Dataset records →
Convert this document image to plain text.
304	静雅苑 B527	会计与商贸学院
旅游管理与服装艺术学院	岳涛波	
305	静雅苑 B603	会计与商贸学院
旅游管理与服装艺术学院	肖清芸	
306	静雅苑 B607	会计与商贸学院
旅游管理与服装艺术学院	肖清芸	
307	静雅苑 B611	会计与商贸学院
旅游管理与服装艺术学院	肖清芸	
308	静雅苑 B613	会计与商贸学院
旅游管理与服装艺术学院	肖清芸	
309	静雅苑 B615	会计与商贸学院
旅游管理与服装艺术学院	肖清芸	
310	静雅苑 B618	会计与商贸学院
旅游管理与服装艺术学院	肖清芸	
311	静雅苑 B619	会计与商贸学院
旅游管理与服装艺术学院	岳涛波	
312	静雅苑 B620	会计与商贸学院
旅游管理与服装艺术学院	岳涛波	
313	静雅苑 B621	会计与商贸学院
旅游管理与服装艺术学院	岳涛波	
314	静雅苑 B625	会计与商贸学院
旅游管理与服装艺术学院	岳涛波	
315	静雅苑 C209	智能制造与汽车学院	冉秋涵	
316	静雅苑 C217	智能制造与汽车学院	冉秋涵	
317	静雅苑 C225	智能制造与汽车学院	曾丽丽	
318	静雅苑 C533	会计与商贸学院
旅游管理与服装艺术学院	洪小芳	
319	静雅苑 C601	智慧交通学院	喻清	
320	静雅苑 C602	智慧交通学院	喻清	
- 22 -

--

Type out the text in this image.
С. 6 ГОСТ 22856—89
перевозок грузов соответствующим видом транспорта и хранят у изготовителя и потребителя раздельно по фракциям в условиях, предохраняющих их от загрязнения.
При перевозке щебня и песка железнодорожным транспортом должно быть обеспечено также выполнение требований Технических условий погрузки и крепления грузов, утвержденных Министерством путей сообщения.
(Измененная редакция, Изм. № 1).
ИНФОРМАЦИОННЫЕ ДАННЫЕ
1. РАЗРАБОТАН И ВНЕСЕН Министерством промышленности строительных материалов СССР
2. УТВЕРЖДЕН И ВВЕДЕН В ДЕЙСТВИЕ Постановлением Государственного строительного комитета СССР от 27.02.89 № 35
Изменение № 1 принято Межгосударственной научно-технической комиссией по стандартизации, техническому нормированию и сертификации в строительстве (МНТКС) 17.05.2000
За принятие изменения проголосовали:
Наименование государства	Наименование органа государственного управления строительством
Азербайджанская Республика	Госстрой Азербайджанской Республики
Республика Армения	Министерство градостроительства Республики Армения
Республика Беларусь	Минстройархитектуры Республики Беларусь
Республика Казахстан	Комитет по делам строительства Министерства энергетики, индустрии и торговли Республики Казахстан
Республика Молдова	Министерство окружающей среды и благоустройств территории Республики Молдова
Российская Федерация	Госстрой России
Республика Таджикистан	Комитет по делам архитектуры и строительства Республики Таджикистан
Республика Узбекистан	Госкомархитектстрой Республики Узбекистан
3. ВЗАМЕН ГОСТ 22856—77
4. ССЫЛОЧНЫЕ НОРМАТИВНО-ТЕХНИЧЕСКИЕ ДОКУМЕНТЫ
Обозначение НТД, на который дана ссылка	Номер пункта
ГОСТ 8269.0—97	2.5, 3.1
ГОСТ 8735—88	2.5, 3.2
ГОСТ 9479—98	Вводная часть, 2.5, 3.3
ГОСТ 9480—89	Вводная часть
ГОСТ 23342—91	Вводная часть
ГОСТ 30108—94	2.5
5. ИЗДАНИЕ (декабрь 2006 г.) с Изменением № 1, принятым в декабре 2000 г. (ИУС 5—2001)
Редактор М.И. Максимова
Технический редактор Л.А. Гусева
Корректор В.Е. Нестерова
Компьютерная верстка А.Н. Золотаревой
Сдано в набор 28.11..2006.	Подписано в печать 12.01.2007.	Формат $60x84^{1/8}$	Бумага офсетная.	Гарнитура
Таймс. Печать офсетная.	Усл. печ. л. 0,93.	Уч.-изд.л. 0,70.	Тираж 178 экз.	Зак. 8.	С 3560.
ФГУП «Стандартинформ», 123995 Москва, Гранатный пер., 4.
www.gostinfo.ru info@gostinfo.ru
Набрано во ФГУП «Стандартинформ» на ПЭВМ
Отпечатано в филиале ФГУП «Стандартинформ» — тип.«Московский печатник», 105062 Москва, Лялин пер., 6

Task details → Say how many lines in this material hold "Москва", and say nothing else.

Output for this exercise → 2